■ EXERCISE
Please copy every line of the records below that holds the word "JSON".

======== RECORDED DATA

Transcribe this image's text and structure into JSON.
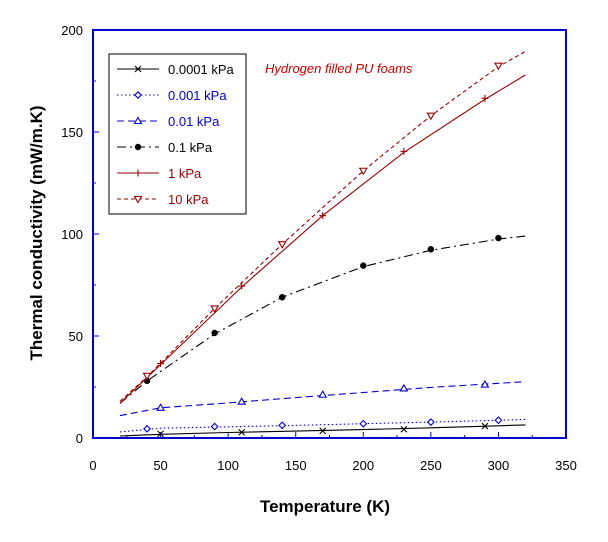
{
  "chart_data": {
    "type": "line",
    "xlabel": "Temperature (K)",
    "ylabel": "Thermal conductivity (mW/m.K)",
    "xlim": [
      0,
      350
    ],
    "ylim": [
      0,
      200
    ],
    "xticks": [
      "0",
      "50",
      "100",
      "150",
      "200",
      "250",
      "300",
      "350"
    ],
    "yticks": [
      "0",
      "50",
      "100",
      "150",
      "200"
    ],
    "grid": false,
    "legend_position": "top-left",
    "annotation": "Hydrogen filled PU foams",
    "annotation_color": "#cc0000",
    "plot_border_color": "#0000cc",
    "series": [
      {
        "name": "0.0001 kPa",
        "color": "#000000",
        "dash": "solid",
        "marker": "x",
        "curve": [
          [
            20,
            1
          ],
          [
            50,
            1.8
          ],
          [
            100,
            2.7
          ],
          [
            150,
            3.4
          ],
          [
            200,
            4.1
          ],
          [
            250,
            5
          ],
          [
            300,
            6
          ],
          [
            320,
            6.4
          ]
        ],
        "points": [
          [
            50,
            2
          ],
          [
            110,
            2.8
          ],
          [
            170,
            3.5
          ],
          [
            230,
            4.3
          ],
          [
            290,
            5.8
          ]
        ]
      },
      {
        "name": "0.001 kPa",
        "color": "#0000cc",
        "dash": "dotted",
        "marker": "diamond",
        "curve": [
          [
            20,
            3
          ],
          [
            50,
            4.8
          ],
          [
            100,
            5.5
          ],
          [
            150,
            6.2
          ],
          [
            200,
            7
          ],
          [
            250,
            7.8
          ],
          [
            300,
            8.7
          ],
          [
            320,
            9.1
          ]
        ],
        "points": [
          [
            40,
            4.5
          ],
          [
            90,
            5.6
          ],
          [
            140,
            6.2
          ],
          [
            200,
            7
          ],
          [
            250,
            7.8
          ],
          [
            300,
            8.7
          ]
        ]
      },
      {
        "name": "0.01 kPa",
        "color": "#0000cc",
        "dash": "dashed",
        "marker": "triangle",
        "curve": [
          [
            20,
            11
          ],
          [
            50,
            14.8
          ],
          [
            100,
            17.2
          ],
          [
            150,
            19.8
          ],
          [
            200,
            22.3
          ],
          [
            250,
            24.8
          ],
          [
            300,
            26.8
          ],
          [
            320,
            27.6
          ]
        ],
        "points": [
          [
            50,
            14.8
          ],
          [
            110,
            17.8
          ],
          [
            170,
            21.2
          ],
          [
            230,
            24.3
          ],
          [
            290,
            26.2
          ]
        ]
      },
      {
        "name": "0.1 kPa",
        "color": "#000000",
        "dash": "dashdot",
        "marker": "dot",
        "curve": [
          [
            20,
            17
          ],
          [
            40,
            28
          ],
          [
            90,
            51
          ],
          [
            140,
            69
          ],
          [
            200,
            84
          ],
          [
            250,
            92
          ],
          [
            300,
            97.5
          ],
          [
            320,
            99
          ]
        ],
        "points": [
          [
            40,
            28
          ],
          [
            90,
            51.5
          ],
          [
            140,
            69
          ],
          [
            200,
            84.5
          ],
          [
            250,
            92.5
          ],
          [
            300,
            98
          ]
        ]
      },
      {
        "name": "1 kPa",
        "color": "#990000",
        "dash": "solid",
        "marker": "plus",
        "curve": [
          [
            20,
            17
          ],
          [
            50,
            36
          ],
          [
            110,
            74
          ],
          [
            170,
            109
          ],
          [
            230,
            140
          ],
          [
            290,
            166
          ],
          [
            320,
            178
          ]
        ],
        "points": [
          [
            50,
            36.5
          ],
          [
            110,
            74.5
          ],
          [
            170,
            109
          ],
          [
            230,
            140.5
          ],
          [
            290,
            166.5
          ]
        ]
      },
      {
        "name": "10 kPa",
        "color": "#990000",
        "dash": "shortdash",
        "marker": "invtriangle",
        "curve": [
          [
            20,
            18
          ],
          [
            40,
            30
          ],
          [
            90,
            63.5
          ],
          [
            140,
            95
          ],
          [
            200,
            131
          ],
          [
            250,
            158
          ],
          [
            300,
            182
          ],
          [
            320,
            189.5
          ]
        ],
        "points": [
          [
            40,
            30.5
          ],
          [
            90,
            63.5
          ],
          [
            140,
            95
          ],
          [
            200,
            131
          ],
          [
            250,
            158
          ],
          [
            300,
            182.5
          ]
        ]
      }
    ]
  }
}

================
======== RECORDED DATA

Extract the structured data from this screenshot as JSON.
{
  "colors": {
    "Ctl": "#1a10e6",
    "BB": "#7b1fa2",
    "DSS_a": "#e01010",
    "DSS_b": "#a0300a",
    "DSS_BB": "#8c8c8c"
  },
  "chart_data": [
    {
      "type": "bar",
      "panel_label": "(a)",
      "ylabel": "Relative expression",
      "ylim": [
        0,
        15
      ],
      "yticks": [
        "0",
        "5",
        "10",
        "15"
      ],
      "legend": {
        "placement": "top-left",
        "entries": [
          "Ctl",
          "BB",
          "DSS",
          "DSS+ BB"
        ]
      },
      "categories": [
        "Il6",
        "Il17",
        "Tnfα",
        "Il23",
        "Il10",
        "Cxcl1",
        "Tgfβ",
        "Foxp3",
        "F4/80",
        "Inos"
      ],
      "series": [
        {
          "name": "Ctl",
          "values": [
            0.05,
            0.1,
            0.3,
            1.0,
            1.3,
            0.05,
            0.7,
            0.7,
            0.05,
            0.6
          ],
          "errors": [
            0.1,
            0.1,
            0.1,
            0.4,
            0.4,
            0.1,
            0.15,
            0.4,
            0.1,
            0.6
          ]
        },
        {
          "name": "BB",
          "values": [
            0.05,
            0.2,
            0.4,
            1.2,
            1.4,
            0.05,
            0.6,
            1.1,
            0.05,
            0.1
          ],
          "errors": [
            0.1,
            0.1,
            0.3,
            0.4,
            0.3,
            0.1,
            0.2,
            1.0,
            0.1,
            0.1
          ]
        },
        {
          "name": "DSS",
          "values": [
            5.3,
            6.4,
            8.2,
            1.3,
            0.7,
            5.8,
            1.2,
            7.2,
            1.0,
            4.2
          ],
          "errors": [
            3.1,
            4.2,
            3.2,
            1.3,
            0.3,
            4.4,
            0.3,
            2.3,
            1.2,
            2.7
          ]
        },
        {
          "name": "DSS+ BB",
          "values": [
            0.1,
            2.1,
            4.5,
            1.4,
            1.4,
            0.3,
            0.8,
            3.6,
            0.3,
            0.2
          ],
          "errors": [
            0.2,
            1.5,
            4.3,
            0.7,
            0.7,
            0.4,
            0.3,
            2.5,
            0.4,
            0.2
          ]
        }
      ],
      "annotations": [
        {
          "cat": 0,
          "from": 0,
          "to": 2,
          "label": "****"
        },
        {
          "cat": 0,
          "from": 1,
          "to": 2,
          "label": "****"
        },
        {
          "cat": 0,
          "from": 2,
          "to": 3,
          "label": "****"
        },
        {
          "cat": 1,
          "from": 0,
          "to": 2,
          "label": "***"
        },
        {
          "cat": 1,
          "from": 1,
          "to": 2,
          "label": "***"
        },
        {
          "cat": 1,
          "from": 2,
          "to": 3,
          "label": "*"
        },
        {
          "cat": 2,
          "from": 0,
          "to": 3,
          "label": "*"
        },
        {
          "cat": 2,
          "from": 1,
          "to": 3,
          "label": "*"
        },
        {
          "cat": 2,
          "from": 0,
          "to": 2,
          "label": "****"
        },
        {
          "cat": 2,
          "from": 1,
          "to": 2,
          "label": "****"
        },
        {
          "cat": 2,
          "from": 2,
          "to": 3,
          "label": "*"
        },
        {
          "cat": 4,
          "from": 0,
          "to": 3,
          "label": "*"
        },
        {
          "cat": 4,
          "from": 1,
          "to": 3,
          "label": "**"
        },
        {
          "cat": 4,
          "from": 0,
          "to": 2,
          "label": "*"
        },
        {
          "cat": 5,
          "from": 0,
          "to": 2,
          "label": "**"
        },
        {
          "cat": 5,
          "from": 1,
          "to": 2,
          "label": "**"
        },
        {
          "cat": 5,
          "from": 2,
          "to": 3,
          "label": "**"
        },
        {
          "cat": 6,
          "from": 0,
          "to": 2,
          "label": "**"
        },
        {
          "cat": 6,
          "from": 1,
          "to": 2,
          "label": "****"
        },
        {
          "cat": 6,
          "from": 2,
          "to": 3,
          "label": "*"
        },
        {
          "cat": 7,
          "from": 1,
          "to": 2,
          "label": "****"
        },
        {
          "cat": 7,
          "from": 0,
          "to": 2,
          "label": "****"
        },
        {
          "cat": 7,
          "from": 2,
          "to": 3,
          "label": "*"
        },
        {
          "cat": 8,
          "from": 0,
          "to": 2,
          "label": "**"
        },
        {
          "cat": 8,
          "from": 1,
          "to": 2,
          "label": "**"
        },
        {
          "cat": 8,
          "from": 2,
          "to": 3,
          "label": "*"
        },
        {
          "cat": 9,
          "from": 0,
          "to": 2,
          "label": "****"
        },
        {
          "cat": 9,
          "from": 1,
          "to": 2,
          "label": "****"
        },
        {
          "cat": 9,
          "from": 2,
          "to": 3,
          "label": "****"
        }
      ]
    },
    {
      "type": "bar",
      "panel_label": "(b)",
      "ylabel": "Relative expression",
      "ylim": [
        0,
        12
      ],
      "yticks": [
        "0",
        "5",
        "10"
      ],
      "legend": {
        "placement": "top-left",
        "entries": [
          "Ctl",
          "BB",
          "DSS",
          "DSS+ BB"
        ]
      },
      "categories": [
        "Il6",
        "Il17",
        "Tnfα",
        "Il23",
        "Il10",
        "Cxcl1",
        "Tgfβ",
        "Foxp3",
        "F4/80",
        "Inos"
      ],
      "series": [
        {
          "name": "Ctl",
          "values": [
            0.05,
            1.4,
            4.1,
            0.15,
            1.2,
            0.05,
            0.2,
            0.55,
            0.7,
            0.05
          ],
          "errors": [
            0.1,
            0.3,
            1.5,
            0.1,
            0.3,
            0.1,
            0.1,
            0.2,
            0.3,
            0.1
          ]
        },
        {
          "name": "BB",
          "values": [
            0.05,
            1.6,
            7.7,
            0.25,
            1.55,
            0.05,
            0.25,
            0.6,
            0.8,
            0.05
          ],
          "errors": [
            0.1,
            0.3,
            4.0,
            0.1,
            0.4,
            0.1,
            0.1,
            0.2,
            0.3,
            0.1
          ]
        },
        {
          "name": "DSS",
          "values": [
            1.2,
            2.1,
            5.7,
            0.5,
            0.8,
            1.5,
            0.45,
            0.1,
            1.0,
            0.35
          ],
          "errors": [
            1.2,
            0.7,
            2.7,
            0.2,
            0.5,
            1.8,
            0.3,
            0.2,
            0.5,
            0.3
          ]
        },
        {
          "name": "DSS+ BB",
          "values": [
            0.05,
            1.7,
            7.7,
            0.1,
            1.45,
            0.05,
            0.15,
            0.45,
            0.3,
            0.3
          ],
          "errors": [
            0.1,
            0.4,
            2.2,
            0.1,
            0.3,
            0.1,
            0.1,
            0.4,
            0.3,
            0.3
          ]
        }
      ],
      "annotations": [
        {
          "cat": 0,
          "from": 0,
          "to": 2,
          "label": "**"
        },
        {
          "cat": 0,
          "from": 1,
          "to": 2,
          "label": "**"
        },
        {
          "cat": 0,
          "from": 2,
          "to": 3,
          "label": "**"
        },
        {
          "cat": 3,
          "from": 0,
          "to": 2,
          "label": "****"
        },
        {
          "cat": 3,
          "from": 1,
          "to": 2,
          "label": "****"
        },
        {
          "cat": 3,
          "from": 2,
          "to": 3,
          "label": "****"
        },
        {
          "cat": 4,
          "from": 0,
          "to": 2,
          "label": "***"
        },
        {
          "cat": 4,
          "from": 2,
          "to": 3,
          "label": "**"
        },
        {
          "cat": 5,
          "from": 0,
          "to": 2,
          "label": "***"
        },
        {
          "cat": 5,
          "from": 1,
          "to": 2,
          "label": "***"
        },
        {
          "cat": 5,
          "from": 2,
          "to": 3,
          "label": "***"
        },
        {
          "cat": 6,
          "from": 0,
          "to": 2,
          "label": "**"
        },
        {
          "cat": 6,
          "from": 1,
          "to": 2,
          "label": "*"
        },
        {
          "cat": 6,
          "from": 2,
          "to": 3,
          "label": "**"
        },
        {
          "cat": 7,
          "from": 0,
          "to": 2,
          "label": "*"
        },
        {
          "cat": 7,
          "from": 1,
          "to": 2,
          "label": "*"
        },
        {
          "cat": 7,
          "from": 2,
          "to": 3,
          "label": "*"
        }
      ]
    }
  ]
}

================

■ PROBLEM SOLUTION
Transcribe this image's text and structure into JSON.
Extract the structured data from this screenshot as JSON.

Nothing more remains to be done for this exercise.